Problem details: Copy every one of the following lines verbatim, keeping each character and the line order unchanged.

Data supplied:
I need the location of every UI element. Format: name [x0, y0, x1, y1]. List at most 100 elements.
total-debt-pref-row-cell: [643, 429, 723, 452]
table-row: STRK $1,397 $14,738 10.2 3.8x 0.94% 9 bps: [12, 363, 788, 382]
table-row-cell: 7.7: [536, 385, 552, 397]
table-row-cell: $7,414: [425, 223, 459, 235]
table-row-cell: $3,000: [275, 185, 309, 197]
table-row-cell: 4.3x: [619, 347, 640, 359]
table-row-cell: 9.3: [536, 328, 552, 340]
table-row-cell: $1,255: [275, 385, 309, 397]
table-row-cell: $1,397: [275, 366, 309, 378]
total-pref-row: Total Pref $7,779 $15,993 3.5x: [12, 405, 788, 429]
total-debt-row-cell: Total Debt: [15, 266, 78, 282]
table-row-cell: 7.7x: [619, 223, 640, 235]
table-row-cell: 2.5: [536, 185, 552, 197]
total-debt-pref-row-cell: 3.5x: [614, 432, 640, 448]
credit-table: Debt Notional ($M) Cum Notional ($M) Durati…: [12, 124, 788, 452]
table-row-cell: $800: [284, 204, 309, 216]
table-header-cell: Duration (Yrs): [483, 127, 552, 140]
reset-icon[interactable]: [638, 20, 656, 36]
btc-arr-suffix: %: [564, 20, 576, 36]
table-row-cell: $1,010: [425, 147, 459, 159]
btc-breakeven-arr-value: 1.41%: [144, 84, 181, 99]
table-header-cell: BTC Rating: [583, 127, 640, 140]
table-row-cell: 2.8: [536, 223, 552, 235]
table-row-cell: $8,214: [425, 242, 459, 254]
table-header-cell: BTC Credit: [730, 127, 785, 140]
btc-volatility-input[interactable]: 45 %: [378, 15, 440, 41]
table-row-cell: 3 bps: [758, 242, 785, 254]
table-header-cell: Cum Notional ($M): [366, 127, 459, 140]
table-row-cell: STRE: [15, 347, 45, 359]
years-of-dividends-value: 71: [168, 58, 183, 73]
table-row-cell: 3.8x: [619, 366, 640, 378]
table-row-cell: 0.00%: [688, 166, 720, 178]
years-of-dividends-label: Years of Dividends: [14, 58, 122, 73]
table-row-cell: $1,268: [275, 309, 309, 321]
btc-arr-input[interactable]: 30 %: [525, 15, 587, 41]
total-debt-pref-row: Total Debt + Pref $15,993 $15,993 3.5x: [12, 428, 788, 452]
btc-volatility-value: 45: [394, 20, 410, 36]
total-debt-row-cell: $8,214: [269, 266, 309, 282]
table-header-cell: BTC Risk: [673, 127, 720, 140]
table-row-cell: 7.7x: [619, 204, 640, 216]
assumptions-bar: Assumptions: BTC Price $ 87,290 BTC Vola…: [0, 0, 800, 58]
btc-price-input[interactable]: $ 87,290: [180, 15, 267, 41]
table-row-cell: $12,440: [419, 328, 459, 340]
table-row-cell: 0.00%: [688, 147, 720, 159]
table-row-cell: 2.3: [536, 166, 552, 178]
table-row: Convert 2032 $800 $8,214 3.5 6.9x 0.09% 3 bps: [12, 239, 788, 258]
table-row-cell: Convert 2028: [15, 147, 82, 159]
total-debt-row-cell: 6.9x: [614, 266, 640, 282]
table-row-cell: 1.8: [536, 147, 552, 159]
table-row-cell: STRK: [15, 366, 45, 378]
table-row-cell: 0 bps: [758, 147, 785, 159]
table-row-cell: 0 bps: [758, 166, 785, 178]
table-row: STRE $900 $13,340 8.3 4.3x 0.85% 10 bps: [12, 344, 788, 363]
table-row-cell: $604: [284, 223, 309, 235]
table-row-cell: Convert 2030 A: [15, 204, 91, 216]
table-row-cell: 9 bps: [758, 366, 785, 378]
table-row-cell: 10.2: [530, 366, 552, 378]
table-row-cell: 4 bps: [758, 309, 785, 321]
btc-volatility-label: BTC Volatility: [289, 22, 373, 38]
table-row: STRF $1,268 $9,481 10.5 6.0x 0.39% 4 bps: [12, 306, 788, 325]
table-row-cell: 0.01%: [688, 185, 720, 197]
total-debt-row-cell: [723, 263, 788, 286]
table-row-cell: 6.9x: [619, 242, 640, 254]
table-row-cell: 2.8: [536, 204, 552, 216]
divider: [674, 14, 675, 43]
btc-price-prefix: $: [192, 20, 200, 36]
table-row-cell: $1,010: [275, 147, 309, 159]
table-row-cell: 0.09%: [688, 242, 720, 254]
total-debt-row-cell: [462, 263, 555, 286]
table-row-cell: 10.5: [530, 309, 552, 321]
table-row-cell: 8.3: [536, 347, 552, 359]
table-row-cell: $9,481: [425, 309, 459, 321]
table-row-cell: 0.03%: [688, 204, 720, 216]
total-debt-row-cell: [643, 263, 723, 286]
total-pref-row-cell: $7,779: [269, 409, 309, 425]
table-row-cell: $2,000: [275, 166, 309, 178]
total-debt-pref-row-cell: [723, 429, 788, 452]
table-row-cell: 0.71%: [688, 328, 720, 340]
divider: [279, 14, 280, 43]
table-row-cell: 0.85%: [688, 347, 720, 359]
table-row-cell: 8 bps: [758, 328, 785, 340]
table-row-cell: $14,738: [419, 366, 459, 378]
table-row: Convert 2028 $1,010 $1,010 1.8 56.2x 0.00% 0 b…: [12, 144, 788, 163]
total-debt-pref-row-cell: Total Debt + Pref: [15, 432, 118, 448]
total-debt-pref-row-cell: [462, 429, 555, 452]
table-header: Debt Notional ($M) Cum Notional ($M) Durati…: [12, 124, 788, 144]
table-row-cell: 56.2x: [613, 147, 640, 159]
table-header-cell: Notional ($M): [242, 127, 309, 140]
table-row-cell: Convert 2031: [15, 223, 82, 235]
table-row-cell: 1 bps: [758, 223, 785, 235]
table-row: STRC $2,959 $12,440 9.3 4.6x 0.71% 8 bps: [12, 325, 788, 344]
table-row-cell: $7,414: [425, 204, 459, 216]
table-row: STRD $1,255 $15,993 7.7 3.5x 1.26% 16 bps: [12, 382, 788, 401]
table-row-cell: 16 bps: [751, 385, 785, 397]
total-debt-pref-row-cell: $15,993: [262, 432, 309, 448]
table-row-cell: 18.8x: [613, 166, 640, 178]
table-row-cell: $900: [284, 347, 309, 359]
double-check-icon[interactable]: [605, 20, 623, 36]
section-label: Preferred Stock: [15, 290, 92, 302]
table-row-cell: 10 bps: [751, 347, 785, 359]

Completed exercise:
I need the location of every UI element. Format: name [x0, y0, x1, y1]. List at most 100 elements.
total-debt-pref-row-cell: [643, 429, 723, 452]
table-row: STRK $1,397 $14,738 10.2 3.8x 0.94% 9 bps: [12, 363, 788, 382]
table-row-cell: 7.7: [536, 385, 552, 397]
table-row-cell: $7,414: [425, 223, 459, 235]
table-row-cell: $3,000: [275, 185, 309, 197]
table-row-cell: 4.3x: [619, 347, 640, 359]
table-row-cell: 9.3: [536, 328, 552, 340]
table-row-cell: $1,255: [275, 385, 309, 397]
table-row-cell: $1,397: [275, 366, 309, 378]
total-pref-row: Total Pref $7,779 $15,993 3.5x: [12, 405, 788, 429]
total-debt-row-cell: Total Debt: [15, 266, 78, 282]
table-row-cell: 7.7x: [619, 223, 640, 235]
table-row-cell: 2.5: [536, 185, 552, 197]
total-debt-pref-row-cell: 3.5x: [614, 432, 640, 448]
credit-table: Debt Notional ($M) Cum Notional ($M) Durati…: [12, 124, 788, 452]
table-row-cell: $800: [284, 204, 309, 216]
table-header-cell: Duration (Yrs): [483, 127, 552, 140]
reset-icon[interactable]: [638, 20, 656, 36]
btc-arr-suffix: %: [564, 20, 576, 36]
table-row-cell: $1,010: [425, 147, 459, 159]
btc-breakeven-arr-value: 1.41%: [144, 84, 181, 99]
table-header-cell: BTC Rating: [583, 127, 640, 140]
table-row-cell: 2.8: [536, 223, 552, 235]
table-row-cell: $8,214: [425, 242, 459, 254]
table-header-cell: BTC Credit: [730, 127, 785, 140]
btc-volatility-input[interactable]: 45 %: [378, 15, 440, 41]
table-row-cell: 3 bps: [758, 242, 785, 254]
table-header-cell: Cum Notional ($M): [366, 127, 459, 140]
table-row-cell: STRE: [15, 347, 45, 359]
years-of-dividends-value: 71: [168, 58, 183, 73]
table-row-cell: 3.8x: [619, 366, 640, 378]
table-row-cell: 0.00%: [688, 166, 720, 178]
years-of-dividends-label: Years of Dividends: [14, 58, 122, 73]
table-row-cell: $1,268: [275, 309, 309, 321]
btc-arr-input[interactable]: 30 %: [525, 15, 587, 41]
total-debt-pref-row: Total Debt + Pref $15,993 $15,993 3.5x: [12, 428, 788, 452]
btc-volatility-value: 45: [394, 20, 410, 36]
total-debt-row-cell: $8,214: [269, 266, 309, 282]
table-header-cell: BTC Risk: [673, 127, 720, 140]
table-row-cell: 7.7x: [619, 204, 640, 216]
assumptions-bar: Assumptions: BTC Price $ 87,290 BTC Vola…: [0, 0, 800, 58]
btc-price-input[interactable]: $ 87,290: [180, 15, 267, 41]
table-row-cell: $12,440: [419, 328, 459, 340]
table-row-cell: 0.00%: [688, 147, 720, 159]
table-row-cell: 2.3: [536, 166, 552, 178]
table-row: Convert 2032 $800 $8,214 3.5 6.9x 0.09% 3 bps: [12, 239, 788, 258]
table-row-cell: Convert 2028: [15, 147, 82, 159]
total-debt-row-cell: 6.9x: [614, 266, 640, 282]
table-row-cell: 1.8: [536, 147, 552, 159]
table-row-cell: STRK: [15, 366, 45, 378]
table-row-cell: 0 bps: [758, 147, 785, 159]
table-row-cell: 0 bps: [758, 166, 785, 178]
table-row: STRE $900 $13,340 8.3 4.3x 0.85% 10 bps: [12, 344, 788, 363]
table-row-cell: $604: [284, 223, 309, 235]
table-row-cell: Convert 2030 A: [15, 204, 91, 216]
table-row-cell: 9 bps: [758, 366, 785, 378]
table-row-cell: 10.2: [530, 366, 552, 378]
table-row-cell: 4 bps: [758, 309, 785, 321]
btc-volatility-label: BTC Volatility: [289, 22, 373, 38]
table-row: STRF $1,268 $9,481 10.5 6.0x 0.39% 4 bps: [12, 306, 788, 325]
table-row-cell: 0.01%: [688, 185, 720, 197]
total-debt-row-cell: [723, 263, 788, 286]
table-row-cell: 6.9x: [619, 242, 640, 254]
table-row-cell: 2.8: [536, 204, 552, 216]
divider: [674, 14, 675, 43]
btc-price-prefix: $: [192, 20, 200, 36]
table-row-cell: $1,010: [275, 147, 309, 159]
table-row-cell: 0.09%: [688, 242, 720, 254]
total-debt-row-cell: [462, 263, 555, 286]
table-row-cell: 10.5: [530, 309, 552, 321]
table-row-cell: 8.3: [536, 347, 552, 359]
table-row-cell: $9,481: [425, 309, 459, 321]
table-row-cell: 0.03%: [688, 204, 720, 216]
total-debt-row-cell: [643, 263, 723, 286]
total-pref-row-cell: $7,779: [269, 409, 309, 425]
table-row-cell: $2,000: [275, 166, 309, 178]
total-debt-pref-row-cell: [723, 429, 788, 452]
table-row-cell: 0.71%: [688, 328, 720, 340]
divider: [279, 14, 280, 43]
table-row-cell: 0.85%: [688, 347, 720, 359]
table-row-cell: 8 bps: [758, 328, 785, 340]
table-row-cell: $14,738: [419, 366, 459, 378]
table-row: Convert 2028 $1,010 $1,010 1.8 56.2x 0.00% 0 b…: [12, 144, 788, 163]
total-debt-pref-row-cell: Total Debt + Pref: [15, 432, 118, 448]
total-debt-pref-row-cell: [462, 429, 555, 452]
table-header: Debt Notional ($M) Cum Notional ($M) Durati…: [12, 124, 788, 144]
table-row-cell: 56.2x: [613, 147, 640, 159]
table-header-cell: Notional ($M): [242, 127, 309, 140]
table-row-cell: Convert 2031: [15, 223, 82, 235]
table-row-cell: 1 bps: [758, 223, 785, 235]
table-row: STRC $2,959 $12,440 9.3 4.6x 0.71% 8 bps: [12, 325, 788, 344]
table-row-cell: $7,414: [425, 204, 459, 216]
table-row: STRD $1,255 $15,993 7.7 3.5x 1.26% 16 bps: [12, 382, 788, 401]
table-row-cell: 16 bps: [751, 385, 785, 397]
total-debt-pref-row-cell: $15,993: [262, 432, 309, 448]
table-row-cell: 18.8x: [613, 166, 640, 178]
table-row-cell: $900: [284, 347, 309, 359]
double-check-icon[interactable]: [605, 20, 623, 36]
section-label: Preferred Stock: [15, 290, 92, 302]
table-row-cell: 10 bps: [751, 347, 785, 359]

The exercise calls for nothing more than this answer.